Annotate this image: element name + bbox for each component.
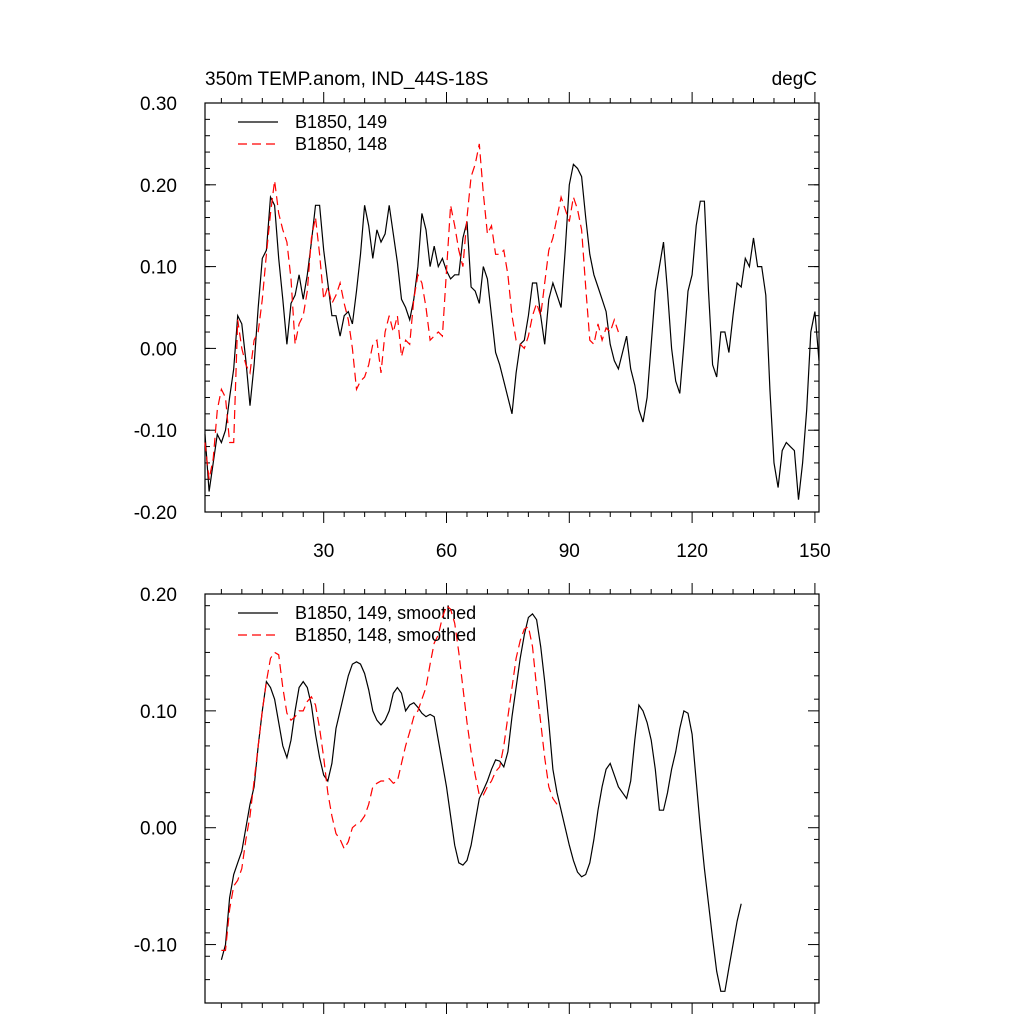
y-tick-label: 0.30 xyxy=(140,94,177,115)
chart-title: 350m TEMP.anom, IND_44S-18S xyxy=(205,69,488,90)
y-tick-label: 0.00 xyxy=(140,339,177,360)
legend-label: B1850, 149 xyxy=(295,112,387,132)
y-tick-label: 0.10 xyxy=(140,258,177,279)
series-line-1 xyxy=(220,613,742,992)
plot-frame xyxy=(204,102,820,513)
x-tick-label: 30 xyxy=(313,541,334,562)
series-line-1 xyxy=(204,163,820,500)
x-tick-label: 90 xyxy=(559,541,580,562)
plot-frame xyxy=(204,593,820,1004)
y-tick-label: -0.10 xyxy=(134,421,177,442)
bottom-panel: -0.10 0.00 0.10 0.20 B1850, 149, smoothedB18… xyxy=(134,583,820,1014)
x-tick-label: 120 xyxy=(676,541,708,562)
legend-label: B1850, 149, smoothed xyxy=(295,603,476,623)
y-tick-label: 0.20 xyxy=(140,176,177,197)
x-tick-label: 150 xyxy=(799,541,831,562)
x-tick-label: 60 xyxy=(436,541,457,562)
y-tick-label: -0.10 xyxy=(134,936,177,957)
legend-label: B1850, 148, smoothed xyxy=(295,625,476,645)
y-tick-label: 0.10 xyxy=(140,702,177,723)
units-label: degC xyxy=(772,69,817,90)
y-tick-label: 0.00 xyxy=(140,819,177,840)
series-line-2 xyxy=(221,604,558,952)
y-tick-label: -0.20 xyxy=(134,503,177,524)
series-line-2 xyxy=(204,143,619,480)
y-tick-label: 0.20 xyxy=(140,585,177,606)
legend-label: B1850, 148 xyxy=(295,134,387,154)
top-panel: -0.20 -0.10 0.00 0.10 0.20 0.30 30 60 90 120 150 B1… xyxy=(134,92,831,562)
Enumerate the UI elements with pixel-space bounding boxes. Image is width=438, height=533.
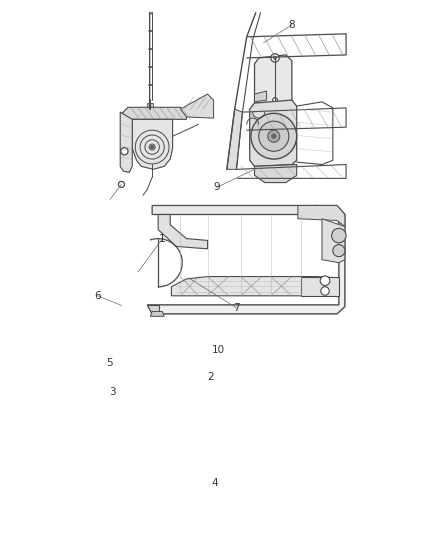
┄┄┄┄┄┄
- PROBLEM STATEMENT
Please format the data above as a numbered list with one line per item, leaving out blank lines and the pictures.

- RESPONSE TO THE EXERCISE
1. Annotate this image: element name + bbox for each component.
2. y-tick-label: 0.30 xyxy=(140,94,177,115)
3. chart-title: 350m TEMP.anom, IND_44S-18S xyxy=(205,69,488,90)
4. y-tick-label: 0.00 xyxy=(140,339,177,360)
5. legend-label: B1850, 149 xyxy=(295,112,387,132)
6. y-tick-label: 0.10 xyxy=(140,258,177,279)
7. series-line-1 xyxy=(220,613,742,992)
8. plot-frame xyxy=(204,102,820,513)
9. x-tick-label: 30 xyxy=(313,541,334,562)
10. series-line-1 xyxy=(204,163,820,500)
11. x-tick-label: 90 xyxy=(559,541,580,562)
12. plot-frame xyxy=(204,593,820,1004)
13. y-tick-label: -0.10 xyxy=(134,421,177,442)
14. bottom-panel: -0.10 0.00 0.10 0.20 B1850, 149, smoothedB18… xyxy=(134,583,820,1014)
15. x-tick-label: 120 xyxy=(676,541,708,562)
16. legend-label: B1850, 149, smoothed xyxy=(295,603,476,623)
17. y-tick-label: 0.20 xyxy=(140,176,177,197)
18. x-tick-label: 150 xyxy=(799,541,831,562)
19. x-tick-label: 60 xyxy=(436,541,457,562)
20. y-tick-label: -0.10 xyxy=(134,936,177,957)
21. legend-label: B1850, 148, smoothed xyxy=(295,625,476,645)
22. y-tick-label: 0.10 xyxy=(140,702,177,723)
23. units-label: degC xyxy=(772,69,817,90)
24. y-tick-label: 0.00 xyxy=(140,819,177,840)
25. series-line-2 xyxy=(221,604,558,952)
26. y-tick-label: -0.20 xyxy=(134,503,177,524)
27. series-line-2 xyxy=(204,143,619,480)
28. y-tick-label: 0.20 xyxy=(140,585,177,606)
29. legend-label: B1850, 148 xyxy=(295,134,387,154)
30. top-panel: -0.20 -0.10 0.00 0.10 0.20 0.30 30 60 90 120 150 B1… xyxy=(134,92,831,562)
31. Enumerate the UI elements with pixel-space bounding boxes. Image is width=438, height=533.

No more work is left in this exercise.